[start of DOCUMENT]

LIFE : born in Dublin in 1882. Joyce considered himself European although he wrote only about Ireland and Irish life, especially the Dublin’s one : he thought that Ireland’s destiny was to open its culture to the other European cultures because Irish people had a cultural lack very remarkable. Joyce’s works show the negative aspect of Irish life. For this reason, he contrasted greatly with that of his literary contempories. For him, the only way to improve Irish awareness was by offering a realistic portrait of its life from a European ans cosmopolitan viewpoint. Some publishers and printers found some obscene elements in his works. Joyce wanted the independence from England but he believed that Ireland’s evil was the oppression they do to themselves.

ORDINARY DUBLIN : in his work, all set in Dublin, Joyce wanted to talk about life of ordinary people doing ordinary things and living ordinary lives. He is focused on the Irish society, he managed to pass from the individual sphere to the universal one : everything inside men’s mind is fused with the universal heritage and with the natural world.

STYLE AND TECHNIQUE : in order to give a realistic and objective portrait of character’s lives, Joyce used different point of view and narrative technique and was alien from the society where he lived. So, Joyce’s technique is different from work to work : in « Dubliners » he used the realism and disciplined prose, the free direct speech ans the epiphany. In « Ulysses », he used the interior monologue with two levels of narration, he describes reality by the stream (flot) of consciousness archetypes. Language is demolished in favour of a succession of words without punctuation.

THE ORIGIN OF THE COLLECTION : Joyce with his work wanted to express the paralysis that afflicted Ireland and Dublin → this conditions are caused by religion, unhappiness and oppression of lower-middle-class. « Dubliners » are fifteen stories about daily moments of social  moral and spiritual revelation for the characters. The stories are divided in four categories.

[end of DOCUMENT]

▸ **TASKS TO PERFORM**
1. According to the notes on Joyce, how many stories make up «Dubliners»?
2. In the rows, rename "book-icon" to "manual-icon" and output only the lines starting at the one containing "- canvas-hscroll-thumb[interactable]: [374, 448, 394, 464]" and ending at the one containing "432, 625, 448]", with everything else left unchanged.
The notes on Joyce and the rows that follow them are unrelated material.

[start of RAW RECORDS]

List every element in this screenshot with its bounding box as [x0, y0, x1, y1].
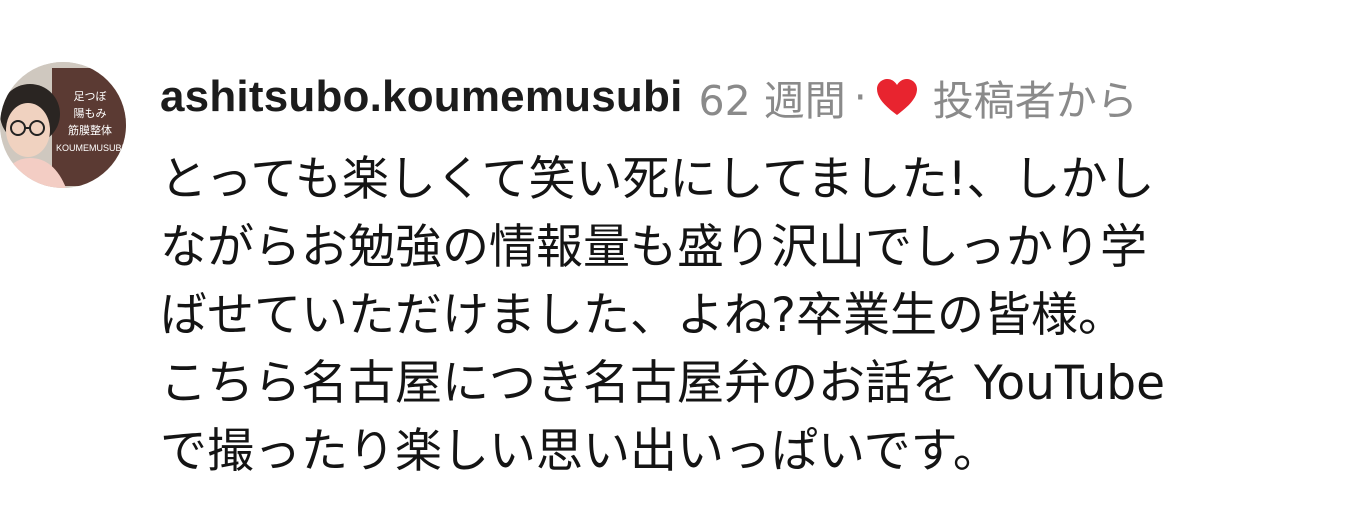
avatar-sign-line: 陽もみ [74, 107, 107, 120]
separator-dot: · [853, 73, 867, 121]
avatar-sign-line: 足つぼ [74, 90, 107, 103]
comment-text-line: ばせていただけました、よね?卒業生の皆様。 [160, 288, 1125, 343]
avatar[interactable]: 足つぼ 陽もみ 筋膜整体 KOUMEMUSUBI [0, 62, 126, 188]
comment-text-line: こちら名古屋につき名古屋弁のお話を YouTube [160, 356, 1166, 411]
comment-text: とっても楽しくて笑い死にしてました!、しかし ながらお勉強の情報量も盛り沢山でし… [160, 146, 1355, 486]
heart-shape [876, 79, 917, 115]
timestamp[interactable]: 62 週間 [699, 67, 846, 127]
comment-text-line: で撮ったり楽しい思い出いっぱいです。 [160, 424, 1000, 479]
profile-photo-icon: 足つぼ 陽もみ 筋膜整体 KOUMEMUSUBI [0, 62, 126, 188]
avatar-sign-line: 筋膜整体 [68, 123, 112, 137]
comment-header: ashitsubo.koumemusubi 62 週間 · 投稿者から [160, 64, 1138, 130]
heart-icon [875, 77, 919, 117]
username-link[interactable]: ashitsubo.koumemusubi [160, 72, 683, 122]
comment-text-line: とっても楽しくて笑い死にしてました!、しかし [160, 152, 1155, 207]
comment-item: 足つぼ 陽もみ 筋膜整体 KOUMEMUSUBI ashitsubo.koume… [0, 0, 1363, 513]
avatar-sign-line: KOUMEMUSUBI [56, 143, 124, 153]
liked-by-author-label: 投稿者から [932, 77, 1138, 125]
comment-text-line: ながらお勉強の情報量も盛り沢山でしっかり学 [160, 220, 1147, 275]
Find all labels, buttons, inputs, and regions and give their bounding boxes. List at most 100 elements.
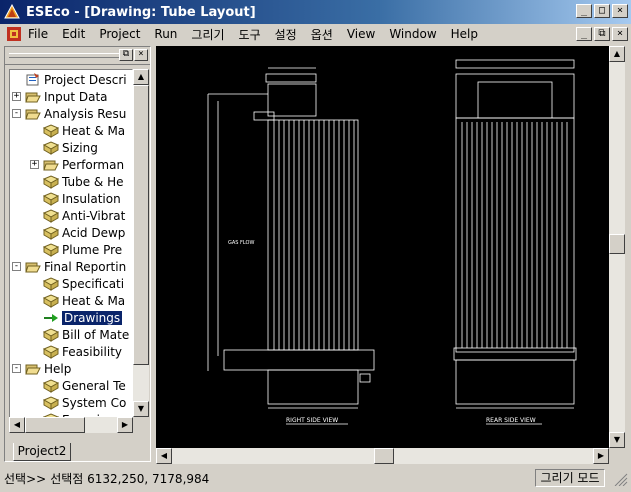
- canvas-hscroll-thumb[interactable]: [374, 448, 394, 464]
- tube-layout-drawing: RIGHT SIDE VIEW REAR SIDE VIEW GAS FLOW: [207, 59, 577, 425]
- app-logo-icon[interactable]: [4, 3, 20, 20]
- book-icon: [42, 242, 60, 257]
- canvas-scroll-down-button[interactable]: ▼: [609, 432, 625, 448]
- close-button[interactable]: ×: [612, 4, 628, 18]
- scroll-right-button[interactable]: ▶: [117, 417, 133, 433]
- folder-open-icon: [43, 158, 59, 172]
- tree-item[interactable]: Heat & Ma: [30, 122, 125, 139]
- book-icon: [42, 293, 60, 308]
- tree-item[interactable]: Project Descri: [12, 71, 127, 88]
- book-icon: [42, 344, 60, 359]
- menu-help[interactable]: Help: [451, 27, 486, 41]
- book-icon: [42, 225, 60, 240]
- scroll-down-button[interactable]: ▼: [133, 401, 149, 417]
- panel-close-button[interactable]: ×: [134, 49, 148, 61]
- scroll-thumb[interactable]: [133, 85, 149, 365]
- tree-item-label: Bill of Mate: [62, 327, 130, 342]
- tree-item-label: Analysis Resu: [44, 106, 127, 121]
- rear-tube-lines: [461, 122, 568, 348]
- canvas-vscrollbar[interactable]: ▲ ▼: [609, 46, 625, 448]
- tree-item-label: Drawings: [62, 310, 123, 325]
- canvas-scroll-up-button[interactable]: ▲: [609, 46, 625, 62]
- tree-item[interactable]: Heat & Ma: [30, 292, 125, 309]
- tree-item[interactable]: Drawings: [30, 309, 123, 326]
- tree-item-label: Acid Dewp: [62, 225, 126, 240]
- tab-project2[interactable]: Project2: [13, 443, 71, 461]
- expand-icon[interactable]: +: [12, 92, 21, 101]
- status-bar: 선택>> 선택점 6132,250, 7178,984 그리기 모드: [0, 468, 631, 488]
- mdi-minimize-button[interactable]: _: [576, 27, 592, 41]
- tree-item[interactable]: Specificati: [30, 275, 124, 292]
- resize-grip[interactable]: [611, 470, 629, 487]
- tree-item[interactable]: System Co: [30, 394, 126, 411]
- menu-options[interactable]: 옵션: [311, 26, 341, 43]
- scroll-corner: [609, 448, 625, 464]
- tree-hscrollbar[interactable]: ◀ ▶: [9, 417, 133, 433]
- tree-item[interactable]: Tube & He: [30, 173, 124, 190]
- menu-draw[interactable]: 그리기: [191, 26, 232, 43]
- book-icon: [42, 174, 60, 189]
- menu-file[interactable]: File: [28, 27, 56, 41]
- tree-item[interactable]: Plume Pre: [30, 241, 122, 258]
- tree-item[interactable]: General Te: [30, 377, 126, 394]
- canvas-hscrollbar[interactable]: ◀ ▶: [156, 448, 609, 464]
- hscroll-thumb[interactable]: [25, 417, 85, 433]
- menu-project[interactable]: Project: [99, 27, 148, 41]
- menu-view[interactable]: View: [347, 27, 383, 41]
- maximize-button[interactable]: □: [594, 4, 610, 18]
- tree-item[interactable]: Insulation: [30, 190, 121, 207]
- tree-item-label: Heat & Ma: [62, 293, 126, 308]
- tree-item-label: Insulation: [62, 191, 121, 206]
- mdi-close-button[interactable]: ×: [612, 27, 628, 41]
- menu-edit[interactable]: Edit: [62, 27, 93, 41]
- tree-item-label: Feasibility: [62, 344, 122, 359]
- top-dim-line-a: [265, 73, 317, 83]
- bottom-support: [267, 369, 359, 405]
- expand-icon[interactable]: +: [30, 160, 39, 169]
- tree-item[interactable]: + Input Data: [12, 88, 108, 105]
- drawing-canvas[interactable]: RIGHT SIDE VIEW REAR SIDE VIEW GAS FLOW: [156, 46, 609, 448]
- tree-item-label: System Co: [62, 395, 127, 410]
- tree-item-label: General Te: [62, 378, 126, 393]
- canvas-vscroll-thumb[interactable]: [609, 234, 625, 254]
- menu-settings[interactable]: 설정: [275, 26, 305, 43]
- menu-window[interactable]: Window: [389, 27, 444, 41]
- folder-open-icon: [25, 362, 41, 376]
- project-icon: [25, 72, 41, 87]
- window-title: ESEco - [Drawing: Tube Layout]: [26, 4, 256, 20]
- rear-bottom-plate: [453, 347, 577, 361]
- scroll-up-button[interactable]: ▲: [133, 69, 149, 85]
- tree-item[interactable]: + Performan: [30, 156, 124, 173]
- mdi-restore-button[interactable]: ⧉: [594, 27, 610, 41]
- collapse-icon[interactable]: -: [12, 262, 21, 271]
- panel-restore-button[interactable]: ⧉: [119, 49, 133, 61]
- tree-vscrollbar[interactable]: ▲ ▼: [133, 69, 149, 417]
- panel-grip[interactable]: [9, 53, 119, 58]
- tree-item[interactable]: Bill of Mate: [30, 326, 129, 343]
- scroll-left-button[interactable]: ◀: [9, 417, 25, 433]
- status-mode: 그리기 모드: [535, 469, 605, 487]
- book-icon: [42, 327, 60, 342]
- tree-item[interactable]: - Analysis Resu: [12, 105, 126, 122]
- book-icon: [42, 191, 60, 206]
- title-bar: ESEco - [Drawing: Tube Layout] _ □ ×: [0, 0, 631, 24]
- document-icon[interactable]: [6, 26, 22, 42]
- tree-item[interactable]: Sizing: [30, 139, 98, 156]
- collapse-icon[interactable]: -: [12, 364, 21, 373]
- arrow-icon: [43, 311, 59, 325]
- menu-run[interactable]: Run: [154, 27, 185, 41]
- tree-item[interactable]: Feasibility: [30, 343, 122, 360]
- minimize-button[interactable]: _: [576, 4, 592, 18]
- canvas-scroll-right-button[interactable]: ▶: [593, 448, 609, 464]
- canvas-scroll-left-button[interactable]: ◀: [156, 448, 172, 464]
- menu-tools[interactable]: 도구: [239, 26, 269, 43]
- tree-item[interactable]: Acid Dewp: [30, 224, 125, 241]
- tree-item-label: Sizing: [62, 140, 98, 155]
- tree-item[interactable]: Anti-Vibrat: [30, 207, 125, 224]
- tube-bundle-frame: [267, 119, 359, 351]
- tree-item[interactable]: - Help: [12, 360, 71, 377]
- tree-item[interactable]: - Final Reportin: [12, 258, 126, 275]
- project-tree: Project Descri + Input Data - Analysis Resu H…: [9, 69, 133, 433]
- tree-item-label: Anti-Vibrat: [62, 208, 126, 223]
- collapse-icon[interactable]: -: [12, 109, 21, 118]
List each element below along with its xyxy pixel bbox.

[end of RAW RECORDS]

▸ **TASK RESPONSES**
1. Fifteen

2.
- canvas-hscroll-thumb[interactable]: [374, 448, 394, 464]
- tube-layout-drawing: RIGHT SIDE VIEW REAR SIDE VIEW GAS FLOW: [207, 59, 577, 425]
- app-logo-icon[interactable]: [4, 3, 20, 20]
- manual-icon: [42, 242, 60, 257]
- canvas-scroll-down-button[interactable]: ▼: [609, 432, 625, 448]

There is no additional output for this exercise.